start Dataset
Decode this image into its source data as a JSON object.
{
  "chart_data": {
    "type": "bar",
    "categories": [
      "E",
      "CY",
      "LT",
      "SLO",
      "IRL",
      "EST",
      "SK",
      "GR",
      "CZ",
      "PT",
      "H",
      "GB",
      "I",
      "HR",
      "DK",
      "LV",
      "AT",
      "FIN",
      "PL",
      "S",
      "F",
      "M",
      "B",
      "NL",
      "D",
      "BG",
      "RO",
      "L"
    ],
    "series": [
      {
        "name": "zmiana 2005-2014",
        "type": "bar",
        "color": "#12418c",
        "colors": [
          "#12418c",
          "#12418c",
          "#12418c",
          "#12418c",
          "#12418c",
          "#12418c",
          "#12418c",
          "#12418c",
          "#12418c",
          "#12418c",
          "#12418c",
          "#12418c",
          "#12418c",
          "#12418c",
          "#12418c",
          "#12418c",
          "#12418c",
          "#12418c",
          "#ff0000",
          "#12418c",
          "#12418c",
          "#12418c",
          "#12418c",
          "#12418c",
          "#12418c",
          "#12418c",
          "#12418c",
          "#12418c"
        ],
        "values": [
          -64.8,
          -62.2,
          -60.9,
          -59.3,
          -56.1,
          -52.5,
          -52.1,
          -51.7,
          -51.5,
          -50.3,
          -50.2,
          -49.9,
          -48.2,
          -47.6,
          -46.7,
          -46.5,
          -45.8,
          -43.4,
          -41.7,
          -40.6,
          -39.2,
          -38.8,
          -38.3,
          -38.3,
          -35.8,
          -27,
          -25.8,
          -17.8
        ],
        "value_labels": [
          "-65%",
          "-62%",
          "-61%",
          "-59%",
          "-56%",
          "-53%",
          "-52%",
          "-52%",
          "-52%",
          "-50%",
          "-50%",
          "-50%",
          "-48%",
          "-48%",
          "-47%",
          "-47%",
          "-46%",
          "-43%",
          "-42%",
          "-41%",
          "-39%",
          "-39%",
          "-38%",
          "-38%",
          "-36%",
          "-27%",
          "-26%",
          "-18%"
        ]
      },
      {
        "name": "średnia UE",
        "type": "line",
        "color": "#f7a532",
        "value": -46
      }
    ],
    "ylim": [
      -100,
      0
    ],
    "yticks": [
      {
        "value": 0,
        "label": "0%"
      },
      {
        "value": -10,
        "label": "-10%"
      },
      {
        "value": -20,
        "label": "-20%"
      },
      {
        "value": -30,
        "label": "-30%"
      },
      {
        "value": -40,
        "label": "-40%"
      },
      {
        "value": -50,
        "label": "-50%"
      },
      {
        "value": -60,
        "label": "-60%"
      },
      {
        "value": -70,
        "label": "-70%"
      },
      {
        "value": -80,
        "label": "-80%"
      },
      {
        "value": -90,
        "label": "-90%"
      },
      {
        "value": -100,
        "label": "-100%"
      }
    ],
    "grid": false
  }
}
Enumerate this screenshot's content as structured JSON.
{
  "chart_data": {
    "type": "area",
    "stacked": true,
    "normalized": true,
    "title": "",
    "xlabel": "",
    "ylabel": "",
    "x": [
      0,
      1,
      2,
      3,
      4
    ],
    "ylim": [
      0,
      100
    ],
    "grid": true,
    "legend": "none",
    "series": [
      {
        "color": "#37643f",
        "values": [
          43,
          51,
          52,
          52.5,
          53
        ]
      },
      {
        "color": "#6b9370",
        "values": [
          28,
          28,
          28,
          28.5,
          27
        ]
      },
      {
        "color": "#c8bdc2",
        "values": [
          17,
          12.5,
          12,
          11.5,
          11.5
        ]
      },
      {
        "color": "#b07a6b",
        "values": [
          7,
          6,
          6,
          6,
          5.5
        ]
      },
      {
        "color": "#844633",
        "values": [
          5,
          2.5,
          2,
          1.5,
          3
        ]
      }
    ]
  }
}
end Dataset
§ **Short exercise**
Your output consists solely of the lines from the one with "Enumerate this screenshot's" through the last line, copied exactly.

§ **Correct answer**
Enumerate this screenshot's content as structured JSON.
{
  "chart_data": {
    "type": "area",
    "stacked": true,
    "normalized": true,
    "title": "",
    "xlabel": "",
    "ylabel": "",
    "x": [
      0,
      1,
      2,
      3,
      4
    ],
    "ylim": [
      0,
      100
    ],
    "grid": true,
    "legend": "none",
    "series": [
      {
        "color": "#37643f",
        "values": [
          43,
          51,
          52,
          52.5,
          53
        ]
      },
      {
        "color": "#6b9370",
        "values": [
          28,
          28,
          28,
          28.5,
          27
        ]
      },
      {
        "color": "#c8bdc2",
        "values": [
          17,
          12.5,
          12,
          11.5,
          11.5
        ]
      },
      {
        "color": "#b07a6b",
        "values": [
          7,
          6,
          6,
          6,
          5.5
        ]
      },
      {
        "color": "#844633",
        "values": [
          5,
          2.5,
          2,
          1.5,
          3
        ]
      }
    ]
  }
}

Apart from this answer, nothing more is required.